WHAT YOU NEED TO DO ->
Gather the lines below that include the string "following", copying each in full.

ENTRIES SHOWN ->
■ ■ ■ ■

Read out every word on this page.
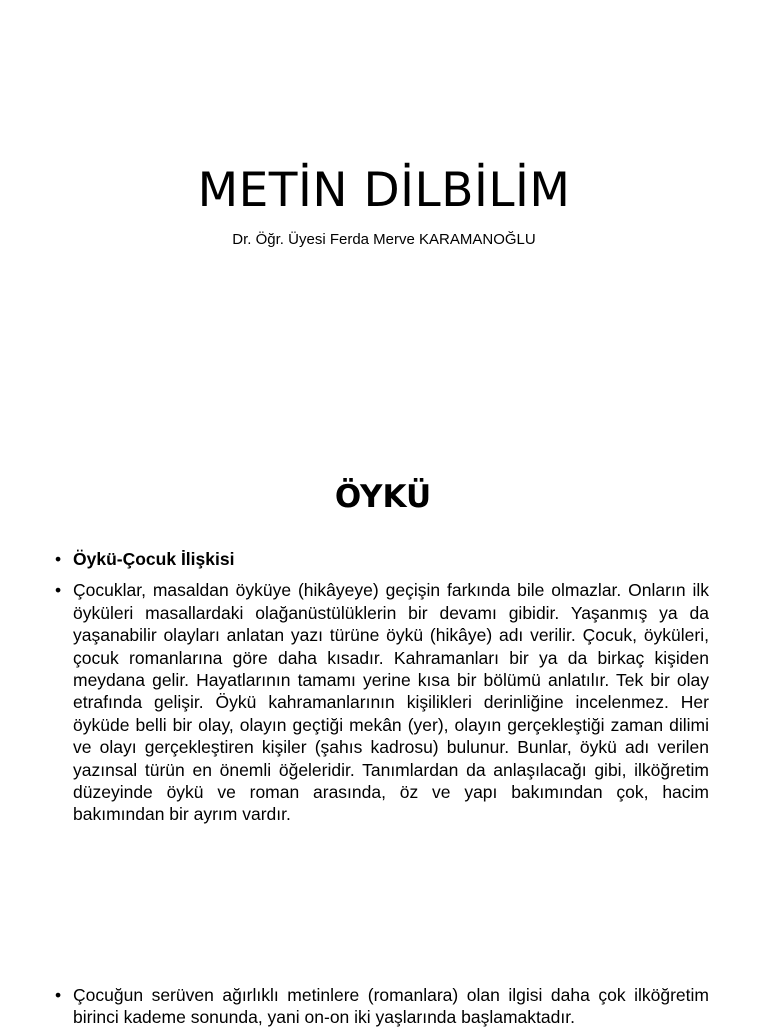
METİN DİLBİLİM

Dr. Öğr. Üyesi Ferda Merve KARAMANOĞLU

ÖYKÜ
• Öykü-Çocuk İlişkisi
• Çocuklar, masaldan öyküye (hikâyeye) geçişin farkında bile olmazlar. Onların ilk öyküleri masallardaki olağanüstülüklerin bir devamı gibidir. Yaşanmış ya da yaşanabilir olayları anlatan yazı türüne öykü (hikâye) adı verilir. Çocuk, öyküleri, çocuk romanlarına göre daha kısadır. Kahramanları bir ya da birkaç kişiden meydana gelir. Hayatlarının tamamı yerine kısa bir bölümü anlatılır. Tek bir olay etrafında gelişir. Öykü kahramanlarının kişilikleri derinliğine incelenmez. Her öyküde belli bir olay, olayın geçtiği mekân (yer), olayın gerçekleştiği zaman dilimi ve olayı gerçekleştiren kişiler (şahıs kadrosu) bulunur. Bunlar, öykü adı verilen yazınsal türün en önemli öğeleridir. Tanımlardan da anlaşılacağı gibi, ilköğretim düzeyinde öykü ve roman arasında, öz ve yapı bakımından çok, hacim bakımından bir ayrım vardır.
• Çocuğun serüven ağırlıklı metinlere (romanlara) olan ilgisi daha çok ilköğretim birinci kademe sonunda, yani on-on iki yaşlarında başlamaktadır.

■ ■ ■ ■

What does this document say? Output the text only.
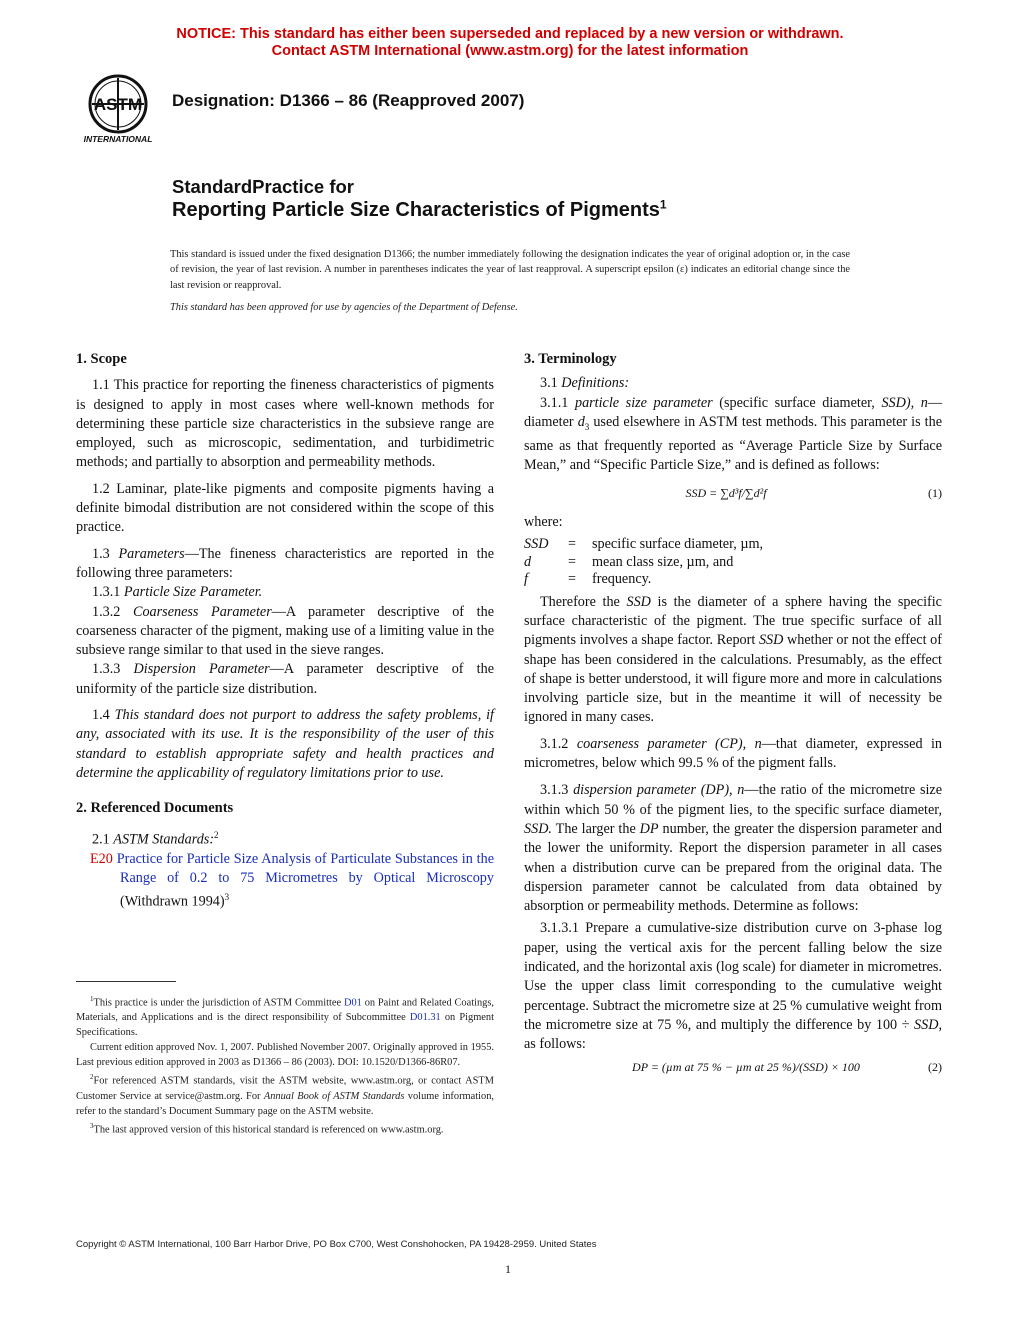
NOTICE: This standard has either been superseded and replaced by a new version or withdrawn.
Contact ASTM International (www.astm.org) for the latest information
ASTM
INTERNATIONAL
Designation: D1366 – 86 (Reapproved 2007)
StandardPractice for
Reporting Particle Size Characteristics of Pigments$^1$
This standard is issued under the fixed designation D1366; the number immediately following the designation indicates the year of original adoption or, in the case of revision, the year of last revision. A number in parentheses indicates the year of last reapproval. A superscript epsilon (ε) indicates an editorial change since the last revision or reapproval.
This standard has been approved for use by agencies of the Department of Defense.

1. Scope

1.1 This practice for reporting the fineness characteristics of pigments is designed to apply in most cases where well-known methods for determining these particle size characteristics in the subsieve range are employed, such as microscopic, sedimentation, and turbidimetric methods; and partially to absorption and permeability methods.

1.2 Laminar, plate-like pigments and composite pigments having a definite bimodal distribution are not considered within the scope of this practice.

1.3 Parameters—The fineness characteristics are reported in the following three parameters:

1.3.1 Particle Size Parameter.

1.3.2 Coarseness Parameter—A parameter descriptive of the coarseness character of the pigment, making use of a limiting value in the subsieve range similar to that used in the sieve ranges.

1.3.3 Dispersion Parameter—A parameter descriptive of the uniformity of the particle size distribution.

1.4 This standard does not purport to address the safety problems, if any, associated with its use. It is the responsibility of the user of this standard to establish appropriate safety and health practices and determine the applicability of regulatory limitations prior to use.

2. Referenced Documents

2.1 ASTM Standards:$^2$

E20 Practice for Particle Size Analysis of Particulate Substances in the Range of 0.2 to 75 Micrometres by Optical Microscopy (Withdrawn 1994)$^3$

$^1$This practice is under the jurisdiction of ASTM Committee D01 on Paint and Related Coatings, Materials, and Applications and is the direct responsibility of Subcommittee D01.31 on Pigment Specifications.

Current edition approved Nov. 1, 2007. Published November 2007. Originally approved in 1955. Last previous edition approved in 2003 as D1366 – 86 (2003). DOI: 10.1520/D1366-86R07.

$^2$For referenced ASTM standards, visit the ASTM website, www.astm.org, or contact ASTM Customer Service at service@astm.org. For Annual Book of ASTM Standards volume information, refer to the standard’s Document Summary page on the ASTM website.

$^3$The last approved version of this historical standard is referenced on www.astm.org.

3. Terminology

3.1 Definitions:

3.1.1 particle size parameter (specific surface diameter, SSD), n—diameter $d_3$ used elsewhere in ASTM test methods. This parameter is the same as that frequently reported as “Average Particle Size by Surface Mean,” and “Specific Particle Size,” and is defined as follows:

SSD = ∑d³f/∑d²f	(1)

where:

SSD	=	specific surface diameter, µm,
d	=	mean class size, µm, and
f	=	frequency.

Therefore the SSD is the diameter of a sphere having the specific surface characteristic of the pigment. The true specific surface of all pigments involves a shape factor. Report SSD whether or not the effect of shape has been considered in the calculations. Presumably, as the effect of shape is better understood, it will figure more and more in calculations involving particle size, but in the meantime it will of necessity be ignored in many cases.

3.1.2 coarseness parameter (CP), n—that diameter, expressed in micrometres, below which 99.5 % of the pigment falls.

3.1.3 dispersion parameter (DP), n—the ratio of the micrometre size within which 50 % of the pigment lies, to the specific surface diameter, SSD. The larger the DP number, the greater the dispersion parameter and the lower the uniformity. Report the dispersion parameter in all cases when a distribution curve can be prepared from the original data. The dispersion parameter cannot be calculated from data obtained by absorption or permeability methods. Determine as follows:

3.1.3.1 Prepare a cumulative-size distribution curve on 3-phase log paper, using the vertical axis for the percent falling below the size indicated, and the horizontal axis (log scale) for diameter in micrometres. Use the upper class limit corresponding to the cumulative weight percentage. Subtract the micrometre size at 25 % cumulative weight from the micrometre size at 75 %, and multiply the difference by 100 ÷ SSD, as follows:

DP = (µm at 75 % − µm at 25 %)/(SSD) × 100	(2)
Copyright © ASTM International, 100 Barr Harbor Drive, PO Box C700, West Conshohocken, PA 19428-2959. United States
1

■ ■ ■ ■

OUTPUT FOR THIS TASK ->
This standard is issued under the fixed designation D1366; the number immediately following the designation indicates the year of original adoption or, in the case of revision, the year of last revision. A number in parentheses indicates the year of last reapproval. A superscript epsilon (ε) indicates an editorial change since the last revision or reapproval.
1.3 Parameters—The fineness characteristics are reported in the following three parameters:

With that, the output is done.